§ Text section:

• • • • • • •

Abstract

AbstractErythrocyte dehydration is an important feature of sickle cell disease, leading to increased sickle hemoglobin polymerization and decreased red blood cell survival. Substantial in vivo dehydration appears to occur in reticulocytes or in an even younger subset of reticulocytes that are positive for transferrin receptor. Previous studies have suggested both sickling-dependent and sickling-independent components of dehydration for these cells. Two types of investigations are reported here. The first series of experiments explored the possibility that fetal hemoglobin (HbF ) content influences the in vivo dehydration of very young, transferrin receptor-positive (T+) cells. These studies confirmed that in most patients the T+ cells in the densest fraction lacked HbF (T+F−). However, T+F− and T+F+ cells appeared to have the same tendency to become moderately dense. The second type of investigation examined moderately dense T+ cells with normalized K+ content and determined the effect of HbF content on KCl cotransport-mediated dehydration in oxygenated incubations. Under these conditions, both T+F− and T+F+ cells had an equal tendency to become more dense by this pathway. Taken together, these studies indicate that at least some young sickle cells become moderately dense due to higher KCl cotransport activity independent of HbF content (and by inference, independent of sickling). However, to become very dense, it appears that further dehydration through a sickling-mediated pathway is required. We suggest that the dehydration of young sickle cells occurs in two steps, with the first dominated by KCl cotransport and the second having an important sickling-dependent component.

• • • • • • •

§ Given records:
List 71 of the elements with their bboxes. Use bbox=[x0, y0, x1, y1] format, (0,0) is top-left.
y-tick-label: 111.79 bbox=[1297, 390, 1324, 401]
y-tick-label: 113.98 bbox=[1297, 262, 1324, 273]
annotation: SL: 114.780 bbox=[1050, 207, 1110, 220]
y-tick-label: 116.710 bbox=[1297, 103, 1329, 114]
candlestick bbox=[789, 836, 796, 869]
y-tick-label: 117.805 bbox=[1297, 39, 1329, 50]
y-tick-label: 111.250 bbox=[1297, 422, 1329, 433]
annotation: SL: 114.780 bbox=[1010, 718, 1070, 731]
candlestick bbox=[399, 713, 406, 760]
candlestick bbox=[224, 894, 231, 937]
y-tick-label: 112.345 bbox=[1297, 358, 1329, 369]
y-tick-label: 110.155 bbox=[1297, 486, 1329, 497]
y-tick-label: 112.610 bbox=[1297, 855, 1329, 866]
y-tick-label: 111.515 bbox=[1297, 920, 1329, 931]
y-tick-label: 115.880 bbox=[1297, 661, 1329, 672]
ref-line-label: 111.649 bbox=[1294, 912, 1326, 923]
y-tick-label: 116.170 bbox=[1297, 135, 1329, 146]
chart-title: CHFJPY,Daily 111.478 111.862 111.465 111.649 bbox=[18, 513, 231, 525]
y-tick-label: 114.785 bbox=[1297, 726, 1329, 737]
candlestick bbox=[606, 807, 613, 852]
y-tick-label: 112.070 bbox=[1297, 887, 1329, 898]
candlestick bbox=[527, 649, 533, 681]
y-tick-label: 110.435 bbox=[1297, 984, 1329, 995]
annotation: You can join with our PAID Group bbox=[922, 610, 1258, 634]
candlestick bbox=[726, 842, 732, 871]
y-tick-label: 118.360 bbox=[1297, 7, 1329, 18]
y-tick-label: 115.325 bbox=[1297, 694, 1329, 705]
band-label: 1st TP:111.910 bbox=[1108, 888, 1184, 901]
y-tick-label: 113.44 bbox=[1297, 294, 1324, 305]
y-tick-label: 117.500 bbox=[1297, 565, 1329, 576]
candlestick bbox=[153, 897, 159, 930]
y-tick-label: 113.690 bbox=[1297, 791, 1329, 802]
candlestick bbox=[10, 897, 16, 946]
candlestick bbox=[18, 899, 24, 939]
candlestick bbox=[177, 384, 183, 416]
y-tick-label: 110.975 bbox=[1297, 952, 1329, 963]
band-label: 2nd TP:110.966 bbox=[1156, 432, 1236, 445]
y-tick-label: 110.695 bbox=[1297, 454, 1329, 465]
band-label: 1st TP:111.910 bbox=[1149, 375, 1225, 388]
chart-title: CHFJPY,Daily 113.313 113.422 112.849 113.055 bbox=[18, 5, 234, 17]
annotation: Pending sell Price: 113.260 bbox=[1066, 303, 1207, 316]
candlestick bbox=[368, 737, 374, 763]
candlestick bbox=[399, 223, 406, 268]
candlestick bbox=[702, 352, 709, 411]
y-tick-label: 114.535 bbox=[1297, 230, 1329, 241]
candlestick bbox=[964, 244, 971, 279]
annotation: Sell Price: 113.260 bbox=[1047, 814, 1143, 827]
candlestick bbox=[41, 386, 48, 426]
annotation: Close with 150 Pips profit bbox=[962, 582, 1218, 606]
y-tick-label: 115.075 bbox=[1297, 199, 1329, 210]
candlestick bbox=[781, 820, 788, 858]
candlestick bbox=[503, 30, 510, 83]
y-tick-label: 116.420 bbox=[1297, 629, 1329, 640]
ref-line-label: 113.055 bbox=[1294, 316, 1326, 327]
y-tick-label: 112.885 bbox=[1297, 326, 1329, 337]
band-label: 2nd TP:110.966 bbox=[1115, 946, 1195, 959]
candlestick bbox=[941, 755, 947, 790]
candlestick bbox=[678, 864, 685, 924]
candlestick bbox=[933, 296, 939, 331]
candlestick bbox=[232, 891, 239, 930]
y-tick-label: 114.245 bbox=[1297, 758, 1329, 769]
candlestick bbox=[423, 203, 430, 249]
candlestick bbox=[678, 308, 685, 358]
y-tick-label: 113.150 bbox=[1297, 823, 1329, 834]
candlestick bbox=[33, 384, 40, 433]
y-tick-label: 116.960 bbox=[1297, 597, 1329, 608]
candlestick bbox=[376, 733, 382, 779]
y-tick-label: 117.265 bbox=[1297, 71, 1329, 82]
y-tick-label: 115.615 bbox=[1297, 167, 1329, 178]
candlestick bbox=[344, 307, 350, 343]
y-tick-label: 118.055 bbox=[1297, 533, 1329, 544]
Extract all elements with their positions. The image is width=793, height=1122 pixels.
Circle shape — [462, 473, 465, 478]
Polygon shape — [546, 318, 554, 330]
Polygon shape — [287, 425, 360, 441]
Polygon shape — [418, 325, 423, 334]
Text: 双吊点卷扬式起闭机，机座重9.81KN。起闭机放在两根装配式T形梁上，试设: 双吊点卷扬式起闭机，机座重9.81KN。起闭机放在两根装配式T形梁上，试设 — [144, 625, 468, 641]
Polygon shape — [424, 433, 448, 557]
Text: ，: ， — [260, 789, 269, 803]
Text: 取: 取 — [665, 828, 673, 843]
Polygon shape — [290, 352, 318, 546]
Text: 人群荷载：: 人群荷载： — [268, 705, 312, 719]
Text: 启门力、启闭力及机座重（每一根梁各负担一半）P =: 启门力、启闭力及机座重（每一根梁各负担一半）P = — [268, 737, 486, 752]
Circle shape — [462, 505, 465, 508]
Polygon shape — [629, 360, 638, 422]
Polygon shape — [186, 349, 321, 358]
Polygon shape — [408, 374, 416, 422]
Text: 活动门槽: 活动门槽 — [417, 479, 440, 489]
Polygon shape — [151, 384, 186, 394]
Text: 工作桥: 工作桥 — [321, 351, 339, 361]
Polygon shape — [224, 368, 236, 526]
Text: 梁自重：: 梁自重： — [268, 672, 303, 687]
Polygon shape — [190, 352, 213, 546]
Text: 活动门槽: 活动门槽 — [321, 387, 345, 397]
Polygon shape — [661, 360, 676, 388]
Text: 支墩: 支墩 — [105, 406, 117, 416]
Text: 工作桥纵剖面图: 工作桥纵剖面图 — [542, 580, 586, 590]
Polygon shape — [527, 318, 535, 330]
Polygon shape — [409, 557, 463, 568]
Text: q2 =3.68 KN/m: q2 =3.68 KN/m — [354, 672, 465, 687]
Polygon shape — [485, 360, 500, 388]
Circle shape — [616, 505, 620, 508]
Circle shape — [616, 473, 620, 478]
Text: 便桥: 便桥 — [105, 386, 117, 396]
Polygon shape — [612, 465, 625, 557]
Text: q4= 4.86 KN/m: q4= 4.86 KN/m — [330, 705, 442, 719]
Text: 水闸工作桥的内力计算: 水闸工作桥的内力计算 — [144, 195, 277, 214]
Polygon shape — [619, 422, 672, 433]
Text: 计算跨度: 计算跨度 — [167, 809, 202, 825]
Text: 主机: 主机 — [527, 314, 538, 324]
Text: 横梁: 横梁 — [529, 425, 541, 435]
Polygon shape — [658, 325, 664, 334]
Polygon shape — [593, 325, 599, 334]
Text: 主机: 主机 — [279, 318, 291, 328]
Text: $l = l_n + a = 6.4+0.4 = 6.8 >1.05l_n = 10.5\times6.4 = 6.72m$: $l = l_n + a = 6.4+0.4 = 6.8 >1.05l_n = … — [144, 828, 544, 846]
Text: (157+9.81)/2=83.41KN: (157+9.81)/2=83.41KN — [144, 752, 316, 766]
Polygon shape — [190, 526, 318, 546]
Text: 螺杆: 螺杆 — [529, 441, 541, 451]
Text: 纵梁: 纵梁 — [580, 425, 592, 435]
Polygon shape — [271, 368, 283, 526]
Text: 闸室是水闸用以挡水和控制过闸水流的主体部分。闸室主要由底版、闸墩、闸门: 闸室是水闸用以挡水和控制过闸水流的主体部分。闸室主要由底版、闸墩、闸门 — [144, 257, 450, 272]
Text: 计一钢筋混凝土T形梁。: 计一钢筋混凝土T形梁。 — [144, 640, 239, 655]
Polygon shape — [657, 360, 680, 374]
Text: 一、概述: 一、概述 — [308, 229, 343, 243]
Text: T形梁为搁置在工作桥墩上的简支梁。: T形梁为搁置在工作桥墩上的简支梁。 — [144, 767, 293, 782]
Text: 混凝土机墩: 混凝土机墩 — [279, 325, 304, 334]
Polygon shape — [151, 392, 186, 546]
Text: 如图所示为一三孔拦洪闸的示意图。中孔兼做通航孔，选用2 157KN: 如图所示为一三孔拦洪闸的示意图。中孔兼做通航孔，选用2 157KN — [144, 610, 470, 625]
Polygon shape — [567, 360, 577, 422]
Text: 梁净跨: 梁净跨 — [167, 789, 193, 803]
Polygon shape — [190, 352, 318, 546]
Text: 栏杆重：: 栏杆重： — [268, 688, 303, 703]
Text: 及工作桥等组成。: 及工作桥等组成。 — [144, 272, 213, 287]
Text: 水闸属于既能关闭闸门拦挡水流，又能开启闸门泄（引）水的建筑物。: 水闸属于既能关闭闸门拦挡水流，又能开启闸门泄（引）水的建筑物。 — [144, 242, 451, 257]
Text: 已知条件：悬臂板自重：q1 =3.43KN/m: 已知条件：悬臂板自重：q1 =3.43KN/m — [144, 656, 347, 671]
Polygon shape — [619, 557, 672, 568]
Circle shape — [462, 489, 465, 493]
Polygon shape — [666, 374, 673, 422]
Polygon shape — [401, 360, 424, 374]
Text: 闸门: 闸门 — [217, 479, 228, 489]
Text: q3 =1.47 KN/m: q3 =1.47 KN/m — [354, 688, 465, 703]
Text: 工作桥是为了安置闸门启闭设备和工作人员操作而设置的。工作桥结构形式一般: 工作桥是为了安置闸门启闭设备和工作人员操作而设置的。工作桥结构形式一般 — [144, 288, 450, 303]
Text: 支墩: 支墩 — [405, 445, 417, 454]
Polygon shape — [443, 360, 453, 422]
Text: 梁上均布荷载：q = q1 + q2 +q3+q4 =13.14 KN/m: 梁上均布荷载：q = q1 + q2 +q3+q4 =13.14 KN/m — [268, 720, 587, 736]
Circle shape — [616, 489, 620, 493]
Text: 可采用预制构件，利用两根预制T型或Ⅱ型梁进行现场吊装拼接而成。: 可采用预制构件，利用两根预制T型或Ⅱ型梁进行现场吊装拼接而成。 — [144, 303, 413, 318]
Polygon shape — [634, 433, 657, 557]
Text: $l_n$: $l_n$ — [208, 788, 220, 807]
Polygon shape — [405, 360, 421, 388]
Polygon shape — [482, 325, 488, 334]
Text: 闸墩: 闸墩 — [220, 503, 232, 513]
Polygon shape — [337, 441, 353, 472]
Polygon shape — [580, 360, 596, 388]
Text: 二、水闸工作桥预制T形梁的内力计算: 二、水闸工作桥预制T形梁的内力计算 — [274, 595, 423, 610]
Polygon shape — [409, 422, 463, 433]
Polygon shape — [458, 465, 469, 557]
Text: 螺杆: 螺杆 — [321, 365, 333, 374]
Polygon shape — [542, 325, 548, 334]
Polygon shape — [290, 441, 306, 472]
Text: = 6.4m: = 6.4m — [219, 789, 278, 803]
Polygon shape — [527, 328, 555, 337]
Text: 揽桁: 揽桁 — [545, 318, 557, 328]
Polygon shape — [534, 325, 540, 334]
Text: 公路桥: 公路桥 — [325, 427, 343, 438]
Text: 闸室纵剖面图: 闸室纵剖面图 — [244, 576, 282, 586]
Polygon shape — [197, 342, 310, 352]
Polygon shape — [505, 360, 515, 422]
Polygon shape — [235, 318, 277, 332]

• • • • • • •

§ Work to be completed:
Condense the paragraph of the sickle cell abstract that begins "Erythrocyte dehydration is an important feature" into a short bulleted list that keeps its main findings.

§ Written reply:
- Red cell dehydration in sickle cell disease increases sickle hemoglobin polymerization and shortens red cell survival.
- Much of this dehydration appears to occur in reticulocytes or in even younger transferrin receptor-positive (T+) cells, and earlier studies pointed to both sickling-dependent and sickling-independent components.
- First study: in most patients, T+ cells in the densest fraction lacked fetal hemoglobin (T+F−), but T+F− and T+F+ cells were equally likely to become moderately dense.
- Second study: among moderately dense T+ cells with normalized K+ content, T+F− and T+F+ cells were equally likely to dehydrate further through KCl cotransport in oxygenated incubations.
- Conclusion: some young sickle cells become moderately dense through higher KCl cotransport activity, regardless of HbF content and so, by inference, regardless of sickling. Becoming very dense appears to require further sickling-mediated dehydration.
- Proposed model: dehydration happens in two steps, first mainly through KCl cotransport and then with an important sickling-dependent component.